*Data records*:
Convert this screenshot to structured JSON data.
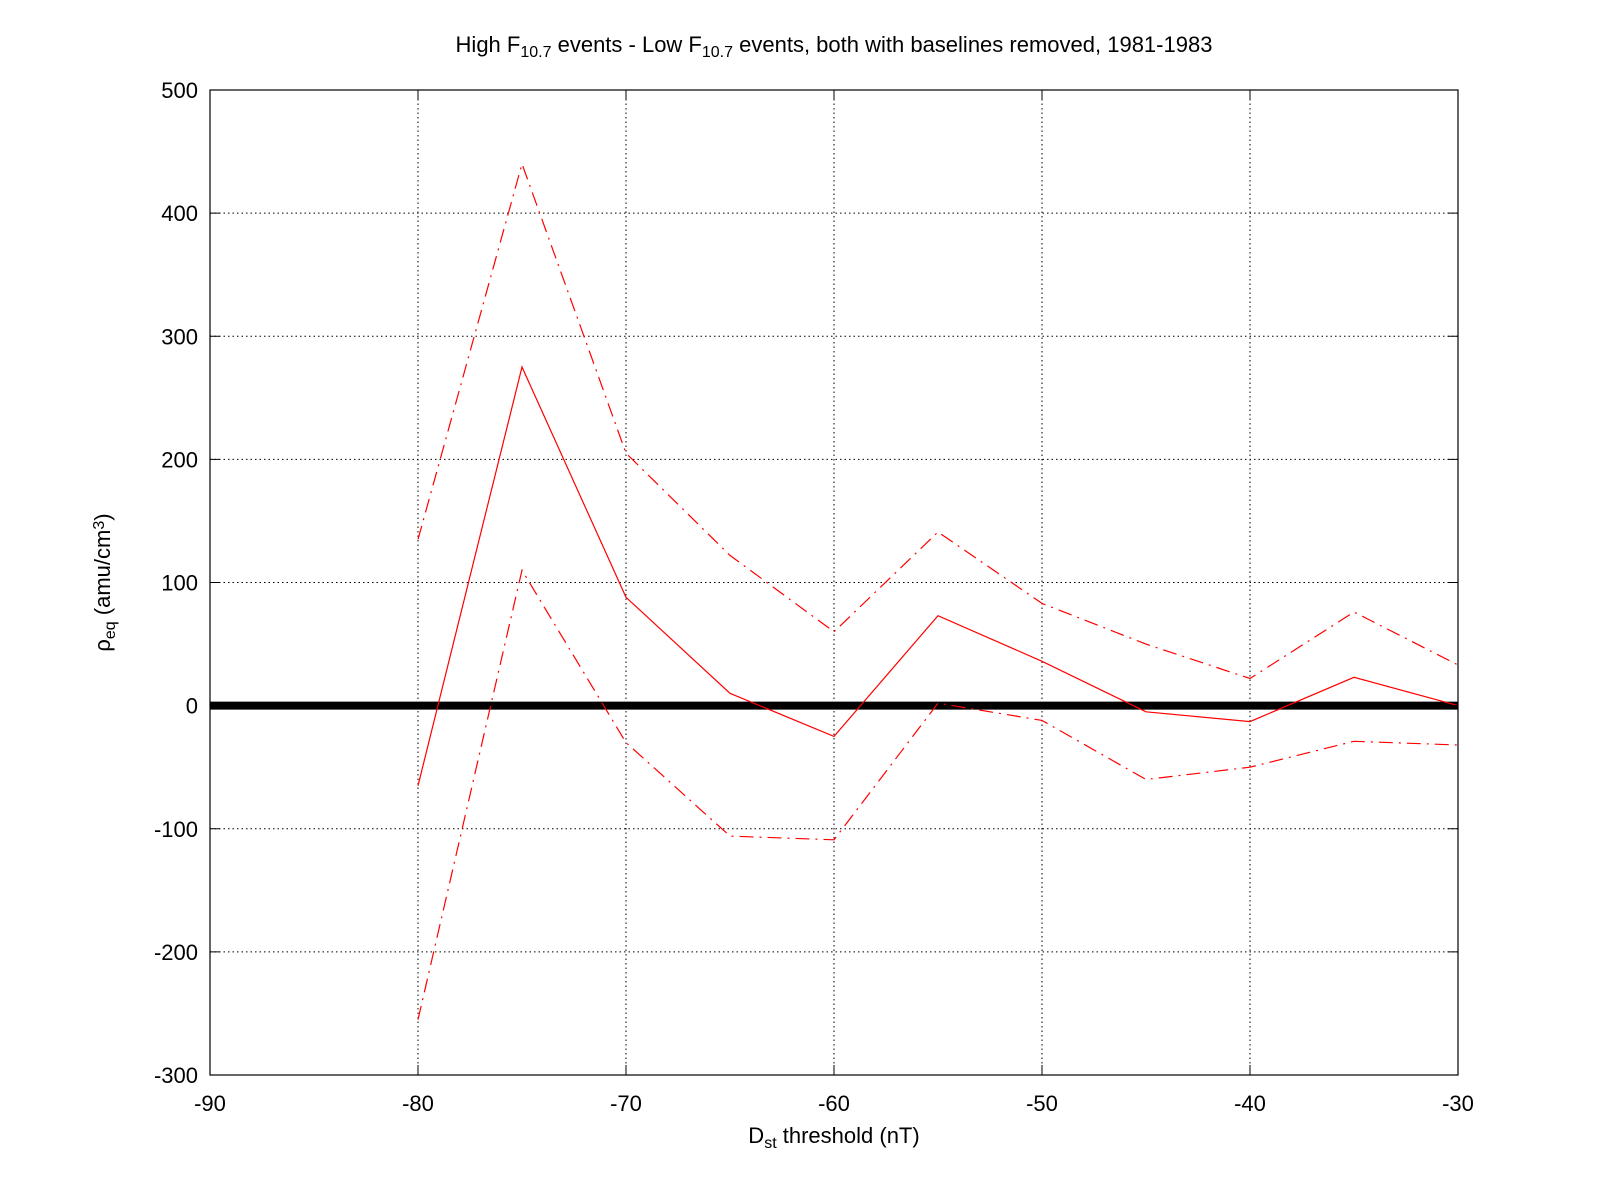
{
  "chart_data": {
    "type": "line",
    "title": {
      "parts": [
        {
          "text": "High F"
        },
        {
          "text": "10.7",
          "sub": true
        },
        {
          "text": " events - Low F"
        },
        {
          "text": "10.7",
          "sub": true
        },
        {
          "text": " events, both with baselines removed, 1981-1983"
        }
      ]
    },
    "xlabel": {
      "parts": [
        {
          "text": "D"
        },
        {
          "text": "st",
          "sub": true
        },
        {
          "text": " threshold (nT)"
        }
      ]
    },
    "ylabel": {
      "parts": [
        {
          "text": "ρ"
        },
        {
          "text": "eq",
          "sub": true
        },
        {
          "text": " (amu/cm"
        },
        {
          "text": "3",
          "sup": true
        },
        {
          "text": ")"
        }
      ]
    },
    "xlim": [
      -90,
      -30
    ],
    "ylim": [
      -300,
      500
    ],
    "xticks": [
      -90,
      -80,
      -70,
      -60,
      -50,
      -40,
      -30
    ],
    "yticks": [
      -300,
      -200,
      -100,
      0,
      100,
      200,
      300,
      400,
      500
    ],
    "grid": true,
    "x": [
      -80,
      -75,
      -70,
      -65,
      -60,
      -55,
      -50,
      -45,
      -40,
      -35,
      -30
    ],
    "series": [
      {
        "values": [
          135,
          440,
          205,
          122,
          60,
          141,
          83,
          50,
          22,
          76,
          33
        ],
        "color": "#ff0000",
        "style": "dashdot"
      },
      {
        "values": [
          -65,
          275,
          88,
          10,
          -25,
          73,
          36,
          -5,
          -13,
          23,
          0
        ],
        "color": "#ff0000",
        "style": "solid"
      },
      {
        "values": [
          -255,
          110,
          -30,
          -106,
          -109,
          2,
          -12,
          -60,
          -50,
          -29,
          -32
        ],
        "color": "#ff0000",
        "style": "dashdot"
      }
    ],
    "zero_line": {
      "y": 0,
      "color": "#000000"
    }
  }
}
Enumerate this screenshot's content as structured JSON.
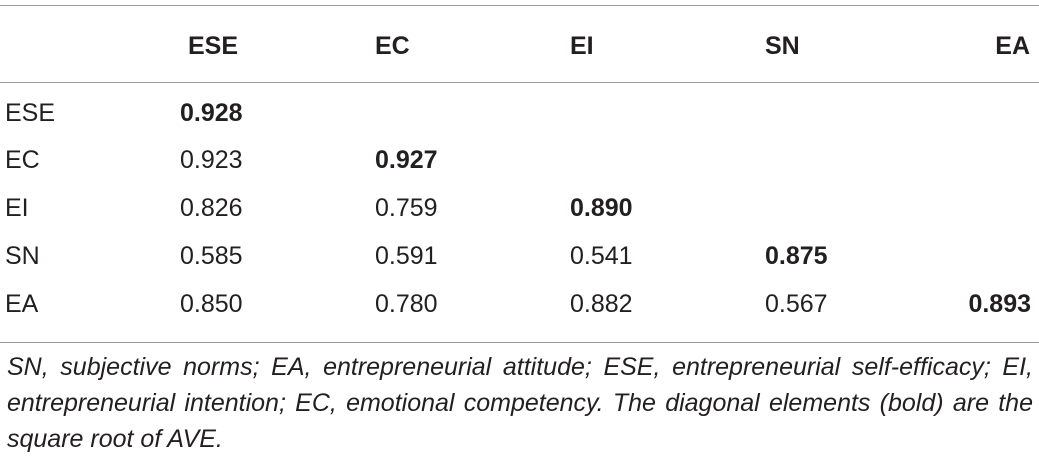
{
  "table": {
    "columns": [
      "",
      "ESE",
      "EC",
      "EI",
      "SN",
      "EA"
    ],
    "rows": [
      {
        "label": "ESE",
        "cells": [
          "0.928",
          "",
          "",
          "",
          ""
        ]
      },
      {
        "label": "EC",
        "cells": [
          "0.923",
          "0.927",
          "",
          "",
          ""
        ]
      },
      {
        "label": "EI",
        "cells": [
          "0.826",
          "0.759",
          "0.890",
          "",
          ""
        ]
      },
      {
        "label": "SN",
        "cells": [
          "0.585",
          "0.591",
          "0.541",
          "0.875",
          ""
        ]
      },
      {
        "label": "EA",
        "cells": [
          "0.850",
          "0.780",
          "0.882",
          "0.567",
          "0.893"
        ]
      }
    ]
  },
  "footnote": "SN, subjective norms; EA, entrepreneurial attitude; ESE, entrepreneurial self-efficacy; EI, entrepreneurial intention; EC, emotional competency. The diagonal elements (bold) are the square root of AVE."
}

*The request*:
Without including the pictures, return each record above exactly as it stands.

*Correct output*:
Convert this screenshot to structured JSON data.
{
  "chart_data": {
    "type": "line",
    "title": {
      "parts": [
        {
          "text": "High F"
        },
        {
          "text": "10.7",
          "sub": true
        },
        {
          "text": " events - Low F"
        },
        {
          "text": "10.7",
          "sub": true
        },
        {
          "text": " events, both with baselines removed, 1981-1983"
        }
      ]
    },
    "xlabel": {
      "parts": [
        {
          "text": "D"
        },
        {
          "text": "st",
          "sub": true
        },
        {
          "text": " threshold (nT)"
        }
      ]
    },
    "ylabel": {
      "parts": [
        {
          "text": "ρ"
        },
        {
          "text": "eq",
          "sub": true
        },
        {
          "text": " (amu/cm"
        },
        {
          "text": "3",
          "sup": true
        },
        {
          "text": ")"
        }
      ]
    },
    "xlim": [
      -90,
      -30
    ],
    "ylim": [
      -300,
      500
    ],
    "xticks": [
      -90,
      -80,
      -70,
      -60,
      -50,
      -40,
      -30
    ],
    "yticks": [
      -300,
      -200,
      -100,
      0,
      100,
      200,
      300,
      400,
      500
    ],
    "grid": true,
    "x": [
      -80,
      -75,
      -70,
      -65,
      -60,
      -55,
      -50,
      -45,
      -40,
      -35,
      -30
    ],
    "series": [
      {
        "values": [
          135,
          440,
          205,
          122,
          60,
          141,
          83,
          50,
          22,
          76,
          33
        ],
        "color": "#ff0000",
        "style": "dashdot"
      },
      {
        "values": [
          -65,
          275,
          88,
          10,
          -25,
          73,
          36,
          -5,
          -13,
          23,
          0
        ],
        "color": "#ff0000",
        "style": "solid"
      },
      {
        "values": [
          -255,
          110,
          -30,
          -106,
          -109,
          2,
          -12,
          -60,
          -50,
          -29,
          -32
        ],
        "color": "#ff0000",
        "style": "dashdot"
      }
    ],
    "zero_line": {
      "y": 0,
      "color": "#000000"
    }
  }
}
Enumerate this screenshot's content as structured JSON.
{
  "table": {
    "columns": [
      "",
      "ESE",
      "EC",
      "EI",
      "SN",
      "EA"
    ],
    "rows": [
      {
        "label": "ESE",
        "cells": [
          "0.928",
          "",
          "",
          "",
          ""
        ]
      },
      {
        "label": "EC",
        "cells": [
          "0.923",
          "0.927",
          "",
          "",
          ""
        ]
      },
      {
        "label": "EI",
        "cells": [
          "0.826",
          "0.759",
          "0.890",
          "",
          ""
        ]
      },
      {
        "label": "SN",
        "cells": [
          "0.585",
          "0.591",
          "0.541",
          "0.875",
          ""
        ]
      },
      {
        "label": "EA",
        "cells": [
          "0.850",
          "0.780",
          "0.882",
          "0.567",
          "0.893"
        ]
      }
    ]
  },
  "footnote": "SN, subjective norms; EA, entrepreneurial attitude; ESE, entrepreneurial self-efficacy; EI, entrepreneurial intention; EC, emotional competency. The diagonal elements (bold) are the square root of AVE."
}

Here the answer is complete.